> [Objective]: Find all lines in the listing that include the word "this", then copy them.
##########
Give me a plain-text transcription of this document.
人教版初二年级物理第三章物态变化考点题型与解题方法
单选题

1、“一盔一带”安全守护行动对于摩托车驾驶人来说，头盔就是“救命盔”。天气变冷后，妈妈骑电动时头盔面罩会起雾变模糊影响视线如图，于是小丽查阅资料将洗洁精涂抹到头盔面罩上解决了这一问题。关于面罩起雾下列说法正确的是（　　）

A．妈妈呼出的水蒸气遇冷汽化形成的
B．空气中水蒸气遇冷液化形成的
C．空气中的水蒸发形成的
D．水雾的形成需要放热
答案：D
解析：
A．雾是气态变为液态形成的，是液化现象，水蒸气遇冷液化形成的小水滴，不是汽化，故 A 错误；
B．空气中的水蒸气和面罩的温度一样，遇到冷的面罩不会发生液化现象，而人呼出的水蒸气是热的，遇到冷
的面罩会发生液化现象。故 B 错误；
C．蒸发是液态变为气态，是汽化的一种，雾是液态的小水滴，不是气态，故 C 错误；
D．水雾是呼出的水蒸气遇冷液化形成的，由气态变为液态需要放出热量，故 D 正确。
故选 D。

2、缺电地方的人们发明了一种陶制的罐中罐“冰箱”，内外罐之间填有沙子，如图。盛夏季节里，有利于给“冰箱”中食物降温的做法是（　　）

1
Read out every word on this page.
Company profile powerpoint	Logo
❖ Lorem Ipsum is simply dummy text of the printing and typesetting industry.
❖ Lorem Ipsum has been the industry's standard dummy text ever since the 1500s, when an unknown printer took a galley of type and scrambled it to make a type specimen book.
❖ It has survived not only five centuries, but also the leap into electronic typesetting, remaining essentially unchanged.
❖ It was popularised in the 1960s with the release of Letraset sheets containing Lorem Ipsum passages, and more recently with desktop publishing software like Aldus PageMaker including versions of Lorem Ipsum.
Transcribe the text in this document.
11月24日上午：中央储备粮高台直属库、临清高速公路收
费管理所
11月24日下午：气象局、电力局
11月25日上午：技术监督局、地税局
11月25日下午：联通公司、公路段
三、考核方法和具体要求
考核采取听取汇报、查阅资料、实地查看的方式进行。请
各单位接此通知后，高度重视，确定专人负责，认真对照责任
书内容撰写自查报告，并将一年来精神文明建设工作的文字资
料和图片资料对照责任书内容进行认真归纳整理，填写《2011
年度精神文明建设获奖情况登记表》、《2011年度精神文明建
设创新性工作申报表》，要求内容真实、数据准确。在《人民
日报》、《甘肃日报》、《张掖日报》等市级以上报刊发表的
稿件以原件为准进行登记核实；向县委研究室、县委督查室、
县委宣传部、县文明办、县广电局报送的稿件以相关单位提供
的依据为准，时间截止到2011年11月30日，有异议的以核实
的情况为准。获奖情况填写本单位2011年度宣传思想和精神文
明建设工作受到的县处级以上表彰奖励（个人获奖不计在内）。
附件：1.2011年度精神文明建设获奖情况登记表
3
##########
> [Answer to the task]:
Give me a plain-text transcription of this document.
Read out every word on this page.
Transcribe the text in this document.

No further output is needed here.